Locate and copy all lines bearing the word "défaut".

- - - - - - -

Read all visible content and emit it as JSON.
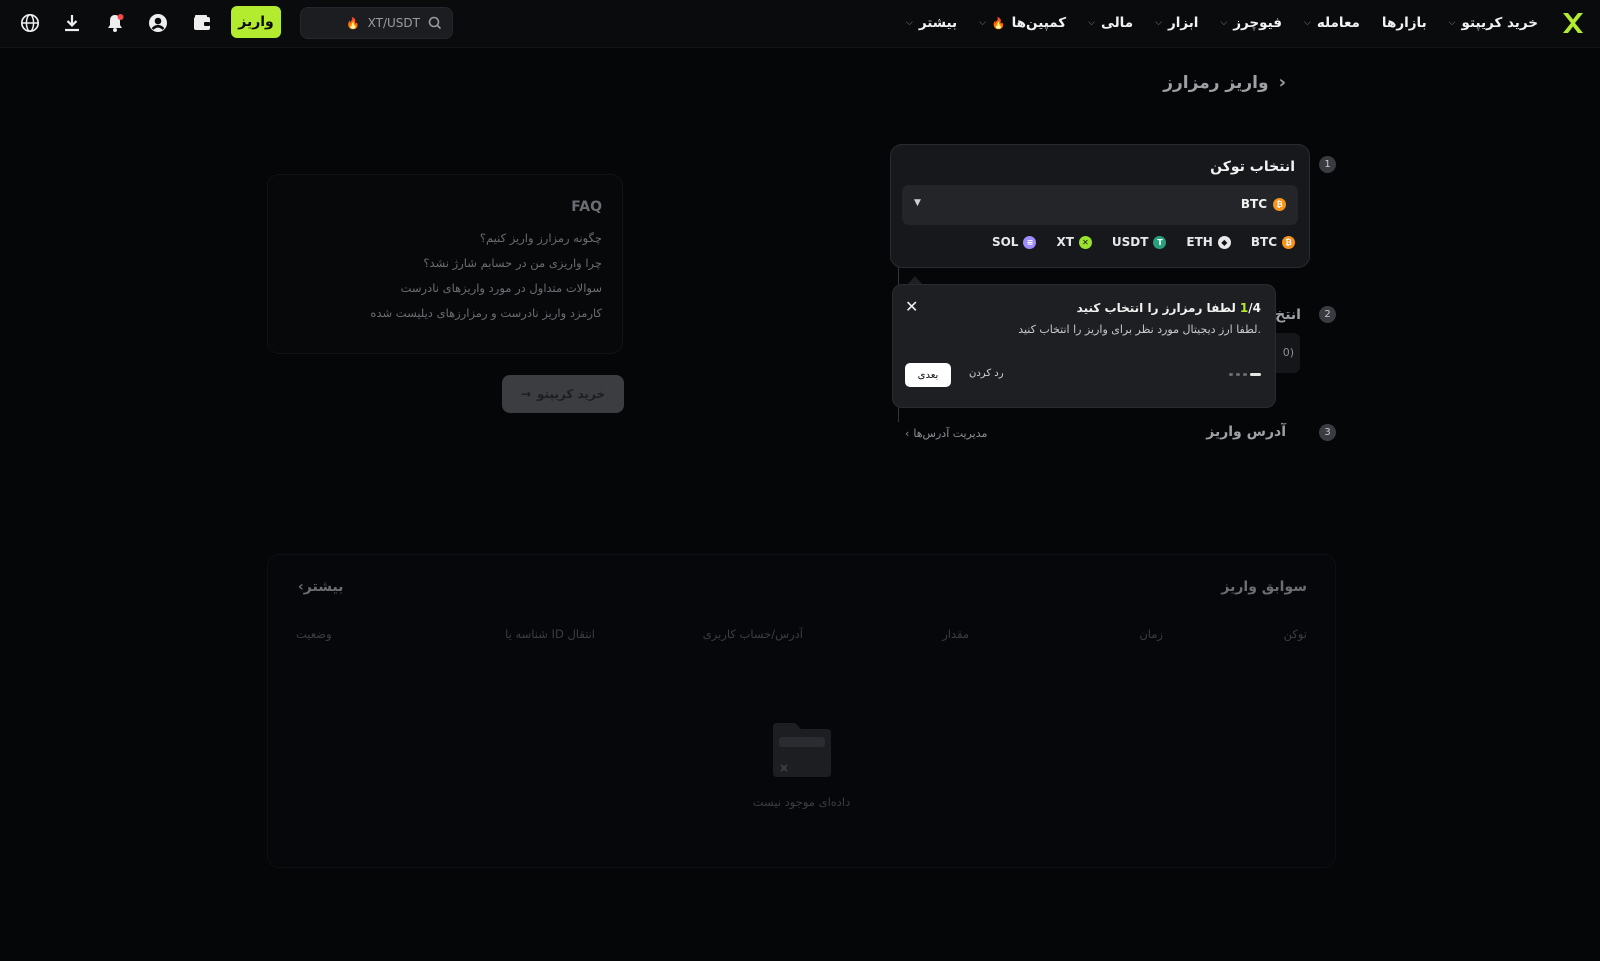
{
  "topbar": {
    "nav": [
      {
        "label": "خرید کریپتو",
        "has_chevron": true,
        "hot": false
      },
      {
        "label": "بازارها",
        "has_chevron": false,
        "hot": false
      },
      {
        "label": "معامله",
        "has_chevron": true,
        "hot": false
      },
      {
        "label": "فیوچرز",
        "has_chevron": true,
        "hot": false
      },
      {
        "label": "ابزار",
        "has_chevron": true,
        "hot": false
      },
      {
        "label": "مالی",
        "has_chevron": true,
        "hot": false
      },
      {
        "label": "کمپین‌ها",
        "has_chevron": true,
        "hot": true
      },
      {
        "label": "بیشتر",
        "has_chevron": true,
        "hot": false
      }
    ],
    "search_text": "XT/USDT",
    "deposit_label": "واریز",
    "icons": [
      "wallet-icon",
      "profile-icon",
      "notification-icon",
      "download-icon",
      "language-icon"
    ],
    "brand_color": "#b3ec2e"
  },
  "page": {
    "title": "واریز رمزارز"
  },
  "steps": {
    "one": {
      "num": "1",
      "title": "انتخاب توکن"
    },
    "two": {
      "num": "2",
      "title": "انتخ"
    },
    "three": {
      "num": "3",
      "title": "آدرس واریز"
    }
  },
  "token_select": {
    "selected": "BTC",
    "quick": [
      {
        "symbol": "BTC",
        "color": "#f7931a",
        "glyph": "₿"
      },
      {
        "symbol": "ETH",
        "color": "#e8e8ea",
        "glyph": "◆"
      },
      {
        "symbol": "USDT",
        "color": "#26a17b",
        "glyph": "T"
      },
      {
        "symbol": "XT",
        "color": "#9be22d",
        "glyph": "✕"
      },
      {
        "symbol": "SOL",
        "color": "#9e8cff",
        "glyph": "≡"
      }
    ]
  },
  "step2_partial": "0)",
  "manage_addresses": "مدیریت آدرس‌ها",
  "popover": {
    "step_current": "1",
    "step_total": "/4",
    "title": "لطفا رمزارز را انتخاب کنید",
    "description": "لطفا ارز دیجیتال مورد نظر برای واریز را انتخاب کنید.",
    "next_label": "بعدی",
    "cancel_label": "رد کردن"
  },
  "faq": {
    "title": "FAQ",
    "items": [
      "چگونه رمزارز واریز کنیم؟",
      "چرا واریزی من در حسابم شارژ نشد؟",
      "سوالات متداول در مورد واریزهای نادرست",
      "کارمزد واریز نادرست و رمزارزهای دیلیست شده"
    ]
  },
  "buy_crypto": "خرید کریپتو",
  "history": {
    "title": "سوابق واریز",
    "more": "بیشتر",
    "columns": [
      "توکن",
      "زمان",
      "مقدار",
      "آدرس/حساب کاربری",
      "شناسه یا ID انتقال",
      "وضعیت"
    ],
    "empty": "داده‌ای موجود نیست"
  }
}
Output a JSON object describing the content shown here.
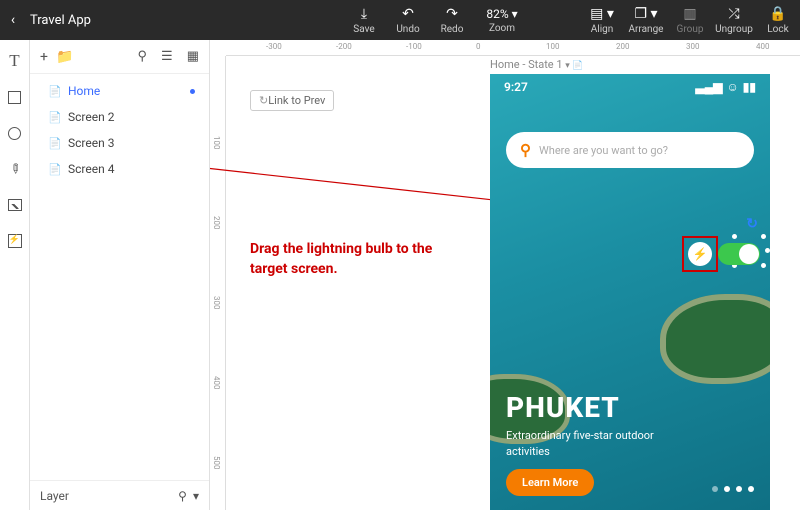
{
  "header": {
    "title": "Travel App",
    "tools": {
      "save": "Save",
      "undo": "Undo",
      "redo": "Redo",
      "zoom_value": "82%",
      "zoom_label": "Zoom",
      "align": "Align",
      "arrange": "Arrange",
      "group": "Group",
      "ungroup": "Ungroup",
      "lock": "Lock"
    }
  },
  "sidebar": {
    "items": [
      {
        "label": "Home",
        "selected": true
      },
      {
        "label": "Screen 2",
        "selected": false
      },
      {
        "label": "Screen 3",
        "selected": false
      },
      {
        "label": "Screen 4",
        "selected": false
      }
    ],
    "footer": "Layer"
  },
  "canvas": {
    "state_label": "Home - State 1",
    "link_prev": "Link to Prev",
    "ruler_h": [
      "-300",
      "-200",
      "-100",
      "0",
      "100",
      "200",
      "300",
      "400"
    ],
    "ruler_v": [
      "100",
      "200",
      "300",
      "400",
      "500"
    ],
    "annotation": "Drag the lightning bulb to the target screen."
  },
  "mockup": {
    "time": "9:27",
    "search_placeholder": "Where are you want to go?",
    "hero_title": "PHUKET",
    "hero_sub": "Extraordinary five-star outdoor activities",
    "cta": "Learn More"
  }
}
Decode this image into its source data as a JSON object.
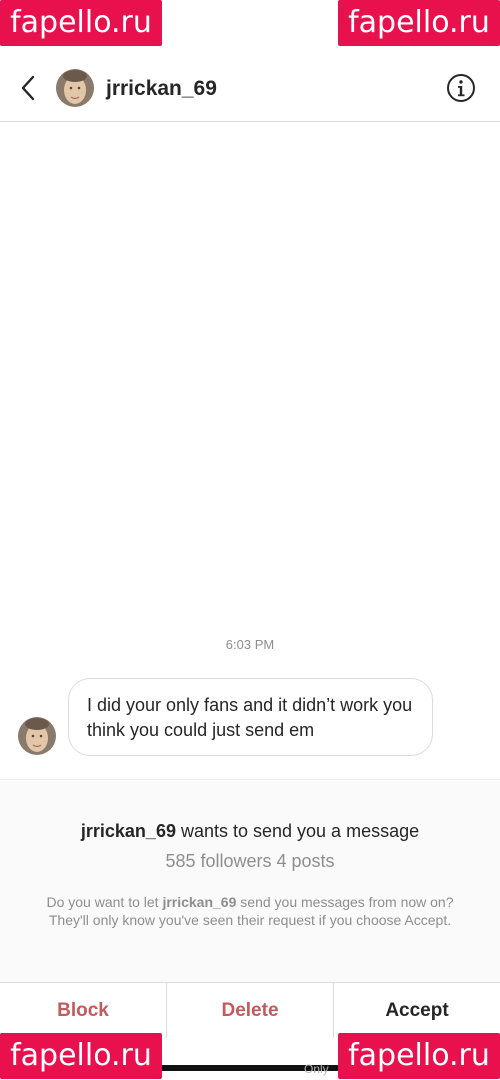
{
  "header": {
    "username": "jrrickan_69",
    "back_icon": "chevron-left-icon",
    "info_icon": "info-icon"
  },
  "chat": {
    "timestamp": "6:03 PM",
    "message": "I did your only fans and it didn’t work you think you could just send em"
  },
  "request": {
    "username": "jrrickan_69",
    "title_suffix": " wants to send you a message",
    "stats": "585 followers 4 posts",
    "desc_prefix": "Do you want to let ",
    "desc_username": "jrrickan_69",
    "desc_suffix": " send you messages from now on? They'll only know you've seen their request if you choose Accept."
  },
  "actions": {
    "block_label": "Block",
    "delete_label": "Delete",
    "accept_label": "Accept"
  },
  "footer_text": "Only",
  "watermark": "fapello.ru",
  "colors": {
    "danger": "#c25a5e",
    "watermark_bg": "#e8114e",
    "secondary_text": "#8e8e8e"
  }
}
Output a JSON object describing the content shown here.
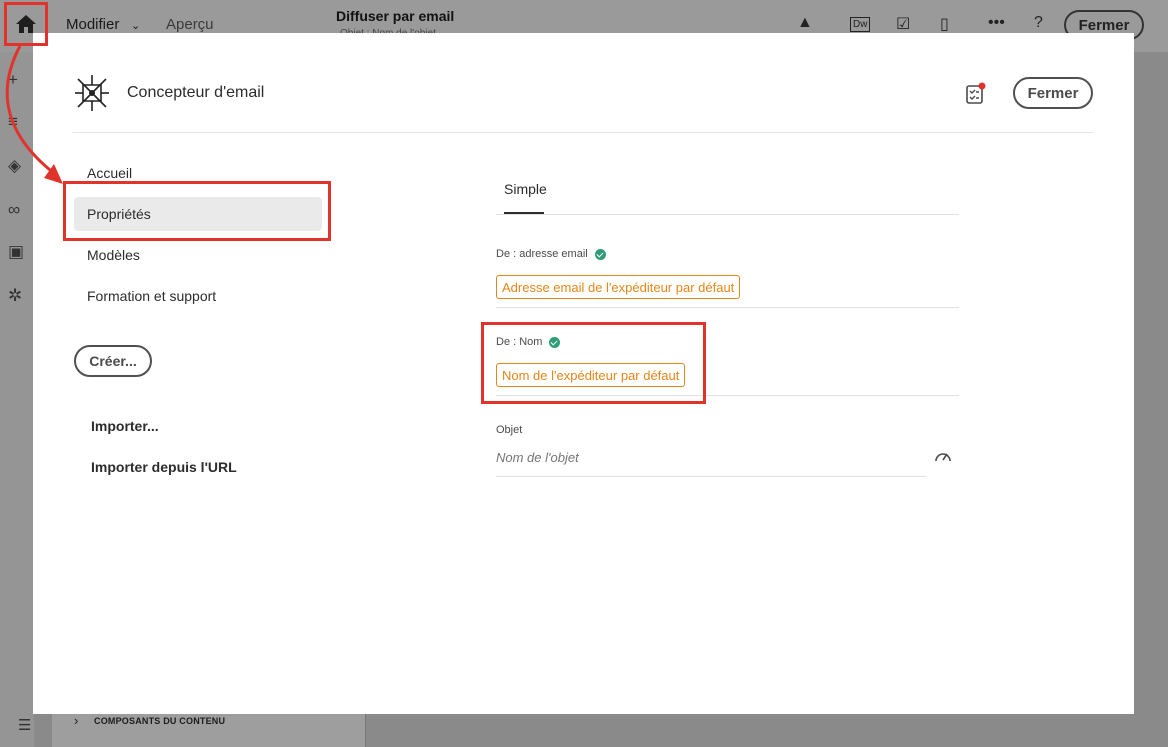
{
  "background_app": {
    "edit_menu": "Modifier",
    "preview": "Aperçu",
    "title": "Diffuser par email",
    "subtitle": "Objet : Nom de l'objet",
    "close_label": "Fermer",
    "bottom_panel_label": "COMPOSANTS DU CONTENU"
  },
  "modal": {
    "app_title": "Concepteur d'email",
    "close_label": "Fermer",
    "nav": [
      {
        "label": "Accueil",
        "active": false
      },
      {
        "label": "Propriétés",
        "active": true
      },
      {
        "label": "Modèles",
        "active": false
      },
      {
        "label": "Formation et support",
        "active": false
      }
    ],
    "create_label": "Créer...",
    "import_label": "Importer...",
    "import_url_label": "Importer depuis l'URL",
    "tab_simple": "Simple",
    "from_email": {
      "label": "De : adresse email",
      "value": "Adresse email de l'expéditeur par défaut"
    },
    "from_name": {
      "label": "De : Nom",
      "value": "Nom de l'expéditeur par défaut"
    },
    "subject": {
      "label": "Objet",
      "placeholder": "Nom de l'objet"
    }
  },
  "colors": {
    "accent_orange": "#e68619",
    "highlight_red": "#e0332b",
    "valid_green": "#2d9d78"
  }
}
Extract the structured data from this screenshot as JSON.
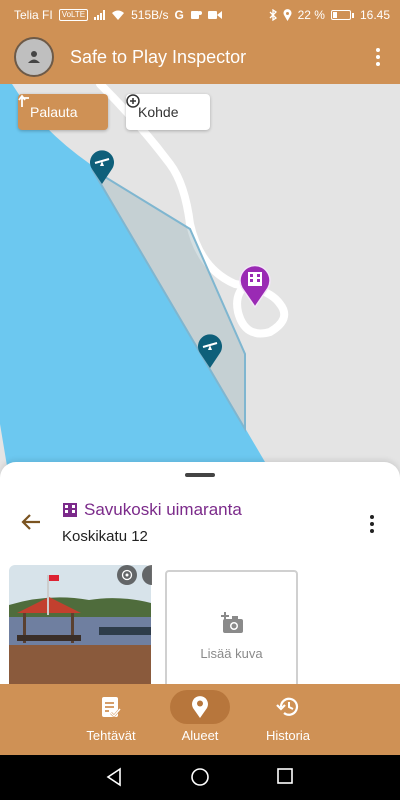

- - - - - - -

* [TASK OUTPUT]
      "value": "Adresse email de l'expéditeur par défaut"
      "value": "Nom de l'expéditeur par défaut"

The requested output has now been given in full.